--- The records ---
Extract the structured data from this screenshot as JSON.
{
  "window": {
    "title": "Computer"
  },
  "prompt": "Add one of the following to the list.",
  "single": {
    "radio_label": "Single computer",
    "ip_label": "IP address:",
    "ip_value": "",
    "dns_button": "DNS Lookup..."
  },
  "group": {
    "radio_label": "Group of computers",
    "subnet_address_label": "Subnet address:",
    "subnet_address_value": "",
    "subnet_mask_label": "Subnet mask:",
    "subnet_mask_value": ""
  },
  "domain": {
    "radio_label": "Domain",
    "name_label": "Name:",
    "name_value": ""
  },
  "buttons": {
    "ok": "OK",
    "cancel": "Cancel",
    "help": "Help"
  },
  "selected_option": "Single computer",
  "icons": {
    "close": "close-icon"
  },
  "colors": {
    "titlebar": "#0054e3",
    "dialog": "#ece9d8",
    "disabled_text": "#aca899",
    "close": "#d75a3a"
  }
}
---
■ Exercise requirements: Your task is to print the whole listing again exactly.

■ Correct response:
Extract the structured data from this screenshot as JSON.
{
  "window": {
    "title": "Computer"
  },
  "prompt": "Add one of the following to the list.",
  "single": {
    "radio_label": "Single computer",
    "ip_label": "IP address:",
    "ip_value": "",
    "dns_button": "DNS Lookup..."
  },
  "group": {
    "radio_label": "Group of computers",
    "subnet_address_label": "Subnet address:",
    "subnet_address_value": "",
    "subnet_mask_label": "Subnet mask:",
    "subnet_mask_value": ""
  },
  "domain": {
    "radio_label": "Domain",
    "name_label": "Name:",
    "name_value": ""
  },
  "buttons": {
    "ok": "OK",
    "cancel": "Cancel",
    "help": "Help"
  },
  "selected_option": "Single computer",
  "icons": {
    "close": "close-icon"
  },
  "colors": {
    "titlebar": "#0054e3",
    "dialog": "#ece9d8",
    "disabled_text": "#aca899",
    "close": "#d75a3a"
  }
}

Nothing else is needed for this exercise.